> WORK INSTRUCTIONS:
Reply with one number only, the count of lines holding the string "View".

━━━━━ LISTED ENTRIES

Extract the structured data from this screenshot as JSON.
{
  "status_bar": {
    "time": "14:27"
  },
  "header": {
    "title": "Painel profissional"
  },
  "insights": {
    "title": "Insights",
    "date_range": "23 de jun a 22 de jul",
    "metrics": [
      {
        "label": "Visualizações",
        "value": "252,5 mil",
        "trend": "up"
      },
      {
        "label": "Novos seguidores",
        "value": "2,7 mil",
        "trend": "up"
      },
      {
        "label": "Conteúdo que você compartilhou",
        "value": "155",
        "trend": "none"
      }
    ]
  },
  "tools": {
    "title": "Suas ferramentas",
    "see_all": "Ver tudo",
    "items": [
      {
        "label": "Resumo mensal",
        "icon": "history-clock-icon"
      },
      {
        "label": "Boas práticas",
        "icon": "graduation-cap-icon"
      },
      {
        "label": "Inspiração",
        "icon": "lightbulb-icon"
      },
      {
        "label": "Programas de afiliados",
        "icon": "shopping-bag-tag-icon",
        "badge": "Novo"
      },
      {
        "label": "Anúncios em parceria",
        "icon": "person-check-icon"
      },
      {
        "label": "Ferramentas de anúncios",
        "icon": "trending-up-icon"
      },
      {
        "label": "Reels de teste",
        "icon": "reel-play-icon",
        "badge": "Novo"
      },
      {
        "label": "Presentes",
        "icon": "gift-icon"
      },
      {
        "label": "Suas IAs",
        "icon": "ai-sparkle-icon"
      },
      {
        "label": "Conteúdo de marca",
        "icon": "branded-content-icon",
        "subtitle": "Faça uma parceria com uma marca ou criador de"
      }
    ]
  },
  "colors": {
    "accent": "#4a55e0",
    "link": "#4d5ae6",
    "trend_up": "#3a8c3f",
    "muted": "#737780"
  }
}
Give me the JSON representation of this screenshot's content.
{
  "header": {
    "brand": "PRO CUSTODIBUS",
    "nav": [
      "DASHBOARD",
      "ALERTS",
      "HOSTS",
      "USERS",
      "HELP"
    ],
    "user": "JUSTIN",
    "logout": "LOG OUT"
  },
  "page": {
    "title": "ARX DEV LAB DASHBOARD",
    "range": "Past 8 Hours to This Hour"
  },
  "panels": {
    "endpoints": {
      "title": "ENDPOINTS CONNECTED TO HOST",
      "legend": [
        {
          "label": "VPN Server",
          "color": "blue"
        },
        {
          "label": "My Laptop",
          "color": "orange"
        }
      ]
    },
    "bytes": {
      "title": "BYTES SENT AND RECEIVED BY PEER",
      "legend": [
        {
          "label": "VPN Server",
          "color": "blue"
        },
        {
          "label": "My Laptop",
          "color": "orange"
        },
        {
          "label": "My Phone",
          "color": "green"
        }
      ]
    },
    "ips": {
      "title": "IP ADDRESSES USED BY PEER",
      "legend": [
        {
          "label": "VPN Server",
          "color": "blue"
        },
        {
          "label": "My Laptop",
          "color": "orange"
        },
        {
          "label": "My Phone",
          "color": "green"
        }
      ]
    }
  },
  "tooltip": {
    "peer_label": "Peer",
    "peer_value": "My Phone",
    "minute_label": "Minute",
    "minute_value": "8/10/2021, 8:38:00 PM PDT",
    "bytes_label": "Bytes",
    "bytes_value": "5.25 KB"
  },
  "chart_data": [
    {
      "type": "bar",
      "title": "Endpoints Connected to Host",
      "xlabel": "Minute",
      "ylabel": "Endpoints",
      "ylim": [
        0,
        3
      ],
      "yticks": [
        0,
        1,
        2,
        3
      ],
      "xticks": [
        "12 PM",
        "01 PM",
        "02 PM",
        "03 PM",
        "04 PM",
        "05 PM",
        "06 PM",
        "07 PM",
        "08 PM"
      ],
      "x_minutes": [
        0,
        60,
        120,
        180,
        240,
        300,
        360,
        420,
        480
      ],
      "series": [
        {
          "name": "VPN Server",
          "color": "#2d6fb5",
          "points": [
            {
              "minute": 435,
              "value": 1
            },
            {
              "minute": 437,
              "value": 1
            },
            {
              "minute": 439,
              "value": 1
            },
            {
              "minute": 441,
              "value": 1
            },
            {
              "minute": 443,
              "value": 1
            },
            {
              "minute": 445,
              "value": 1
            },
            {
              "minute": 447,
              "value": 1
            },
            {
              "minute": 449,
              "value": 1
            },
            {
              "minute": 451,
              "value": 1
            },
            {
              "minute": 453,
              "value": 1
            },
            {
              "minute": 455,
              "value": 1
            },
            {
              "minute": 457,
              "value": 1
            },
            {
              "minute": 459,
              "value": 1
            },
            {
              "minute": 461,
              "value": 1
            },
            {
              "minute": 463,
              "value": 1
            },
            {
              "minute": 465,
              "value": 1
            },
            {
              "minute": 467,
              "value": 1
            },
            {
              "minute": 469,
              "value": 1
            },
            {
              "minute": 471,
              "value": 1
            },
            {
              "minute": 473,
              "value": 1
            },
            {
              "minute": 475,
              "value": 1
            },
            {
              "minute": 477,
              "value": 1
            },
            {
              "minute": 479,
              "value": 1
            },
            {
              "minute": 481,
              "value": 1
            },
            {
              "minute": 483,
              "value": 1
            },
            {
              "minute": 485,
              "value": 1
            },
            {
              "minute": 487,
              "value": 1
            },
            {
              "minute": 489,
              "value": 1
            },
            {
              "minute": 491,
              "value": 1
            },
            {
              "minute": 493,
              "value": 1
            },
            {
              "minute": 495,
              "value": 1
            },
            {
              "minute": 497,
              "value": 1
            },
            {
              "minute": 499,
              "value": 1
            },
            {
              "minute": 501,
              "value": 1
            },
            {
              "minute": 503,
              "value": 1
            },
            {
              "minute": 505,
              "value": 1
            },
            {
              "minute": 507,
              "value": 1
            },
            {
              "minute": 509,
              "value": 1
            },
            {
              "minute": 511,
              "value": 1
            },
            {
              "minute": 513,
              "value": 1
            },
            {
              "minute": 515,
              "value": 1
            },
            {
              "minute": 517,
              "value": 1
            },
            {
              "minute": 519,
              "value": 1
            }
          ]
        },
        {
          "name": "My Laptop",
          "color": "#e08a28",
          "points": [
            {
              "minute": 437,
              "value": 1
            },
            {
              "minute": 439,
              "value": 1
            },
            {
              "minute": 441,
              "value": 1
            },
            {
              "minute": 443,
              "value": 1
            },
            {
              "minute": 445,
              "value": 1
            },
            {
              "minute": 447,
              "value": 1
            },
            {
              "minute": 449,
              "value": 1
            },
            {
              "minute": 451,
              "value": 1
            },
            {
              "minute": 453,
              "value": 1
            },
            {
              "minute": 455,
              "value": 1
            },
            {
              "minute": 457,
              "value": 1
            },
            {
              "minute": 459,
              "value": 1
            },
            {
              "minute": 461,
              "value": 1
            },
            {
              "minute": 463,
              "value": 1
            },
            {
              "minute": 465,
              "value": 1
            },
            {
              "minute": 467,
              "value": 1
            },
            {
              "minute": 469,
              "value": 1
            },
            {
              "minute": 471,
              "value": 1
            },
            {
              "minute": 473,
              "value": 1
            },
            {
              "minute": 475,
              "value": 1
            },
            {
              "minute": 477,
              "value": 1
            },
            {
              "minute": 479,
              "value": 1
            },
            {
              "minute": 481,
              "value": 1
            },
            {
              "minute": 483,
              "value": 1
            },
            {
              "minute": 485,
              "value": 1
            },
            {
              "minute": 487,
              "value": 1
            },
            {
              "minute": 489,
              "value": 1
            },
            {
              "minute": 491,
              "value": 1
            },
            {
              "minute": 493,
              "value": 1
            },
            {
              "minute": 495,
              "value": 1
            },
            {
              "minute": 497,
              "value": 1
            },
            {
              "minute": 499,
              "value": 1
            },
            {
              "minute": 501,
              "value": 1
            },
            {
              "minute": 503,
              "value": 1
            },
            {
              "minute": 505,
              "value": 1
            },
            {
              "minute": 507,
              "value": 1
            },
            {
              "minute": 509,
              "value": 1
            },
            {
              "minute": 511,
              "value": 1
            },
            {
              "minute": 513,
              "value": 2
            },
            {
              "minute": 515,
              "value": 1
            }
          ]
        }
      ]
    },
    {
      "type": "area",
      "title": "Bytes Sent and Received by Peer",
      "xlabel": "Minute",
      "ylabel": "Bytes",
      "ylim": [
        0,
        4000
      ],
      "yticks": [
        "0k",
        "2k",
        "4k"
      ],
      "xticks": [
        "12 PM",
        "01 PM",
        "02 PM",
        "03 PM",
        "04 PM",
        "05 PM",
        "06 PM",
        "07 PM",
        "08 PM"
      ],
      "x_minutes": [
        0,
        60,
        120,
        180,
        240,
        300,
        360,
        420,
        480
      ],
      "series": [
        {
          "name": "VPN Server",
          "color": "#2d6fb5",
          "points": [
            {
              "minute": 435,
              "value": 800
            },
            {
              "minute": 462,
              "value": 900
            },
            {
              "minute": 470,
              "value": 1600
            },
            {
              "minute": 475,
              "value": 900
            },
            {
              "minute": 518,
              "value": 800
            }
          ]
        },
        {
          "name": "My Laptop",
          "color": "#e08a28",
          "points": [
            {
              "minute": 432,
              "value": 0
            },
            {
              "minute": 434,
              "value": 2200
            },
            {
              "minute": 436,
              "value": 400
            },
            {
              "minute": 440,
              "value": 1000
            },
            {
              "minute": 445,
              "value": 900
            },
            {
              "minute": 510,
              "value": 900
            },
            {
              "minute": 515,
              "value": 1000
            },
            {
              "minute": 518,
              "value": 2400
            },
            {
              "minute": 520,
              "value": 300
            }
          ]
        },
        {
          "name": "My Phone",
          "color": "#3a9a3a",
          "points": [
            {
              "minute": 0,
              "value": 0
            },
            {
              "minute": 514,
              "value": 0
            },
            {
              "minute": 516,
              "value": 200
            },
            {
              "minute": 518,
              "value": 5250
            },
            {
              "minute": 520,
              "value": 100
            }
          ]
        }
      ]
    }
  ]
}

━━━━━━━━━━
━━━━━ LISTED ENTRIES

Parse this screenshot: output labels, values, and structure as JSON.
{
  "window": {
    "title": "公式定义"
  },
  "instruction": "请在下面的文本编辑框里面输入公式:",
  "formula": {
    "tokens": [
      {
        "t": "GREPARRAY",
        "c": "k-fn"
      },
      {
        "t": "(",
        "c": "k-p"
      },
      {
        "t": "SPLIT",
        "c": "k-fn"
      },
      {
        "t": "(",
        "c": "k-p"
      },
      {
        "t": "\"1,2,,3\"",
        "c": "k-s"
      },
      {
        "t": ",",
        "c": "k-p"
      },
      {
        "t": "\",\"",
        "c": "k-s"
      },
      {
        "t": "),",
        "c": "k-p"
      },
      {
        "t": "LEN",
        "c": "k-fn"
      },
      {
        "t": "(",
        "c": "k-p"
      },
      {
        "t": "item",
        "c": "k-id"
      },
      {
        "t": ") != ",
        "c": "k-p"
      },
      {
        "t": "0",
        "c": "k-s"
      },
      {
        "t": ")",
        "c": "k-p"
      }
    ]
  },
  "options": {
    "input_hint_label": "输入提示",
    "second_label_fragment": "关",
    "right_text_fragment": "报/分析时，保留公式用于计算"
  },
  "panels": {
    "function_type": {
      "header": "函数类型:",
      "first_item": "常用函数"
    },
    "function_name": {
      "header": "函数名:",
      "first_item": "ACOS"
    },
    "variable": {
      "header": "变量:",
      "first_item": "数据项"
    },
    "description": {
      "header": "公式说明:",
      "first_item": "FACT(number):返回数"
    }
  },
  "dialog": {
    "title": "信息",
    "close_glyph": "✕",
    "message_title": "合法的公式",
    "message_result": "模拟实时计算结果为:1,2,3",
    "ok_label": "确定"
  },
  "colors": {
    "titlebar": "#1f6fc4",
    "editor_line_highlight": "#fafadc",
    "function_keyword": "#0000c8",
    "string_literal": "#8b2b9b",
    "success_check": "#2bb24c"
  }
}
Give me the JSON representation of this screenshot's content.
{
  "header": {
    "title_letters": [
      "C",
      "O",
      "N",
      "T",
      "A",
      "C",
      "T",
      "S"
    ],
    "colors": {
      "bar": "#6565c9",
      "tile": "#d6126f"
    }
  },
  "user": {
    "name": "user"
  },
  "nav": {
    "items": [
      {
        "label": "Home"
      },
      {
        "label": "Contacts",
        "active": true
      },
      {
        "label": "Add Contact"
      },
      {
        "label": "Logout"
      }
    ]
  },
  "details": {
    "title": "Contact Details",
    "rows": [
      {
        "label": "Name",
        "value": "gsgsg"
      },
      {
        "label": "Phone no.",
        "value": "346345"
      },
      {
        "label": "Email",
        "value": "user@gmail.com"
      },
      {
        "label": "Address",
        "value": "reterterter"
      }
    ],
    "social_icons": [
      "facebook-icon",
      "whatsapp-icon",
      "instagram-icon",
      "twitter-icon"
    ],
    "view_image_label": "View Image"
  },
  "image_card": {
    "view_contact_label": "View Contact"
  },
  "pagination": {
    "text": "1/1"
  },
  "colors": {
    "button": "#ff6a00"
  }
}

━━━━━━━━━━

> EXERCISE SOLUTION:
2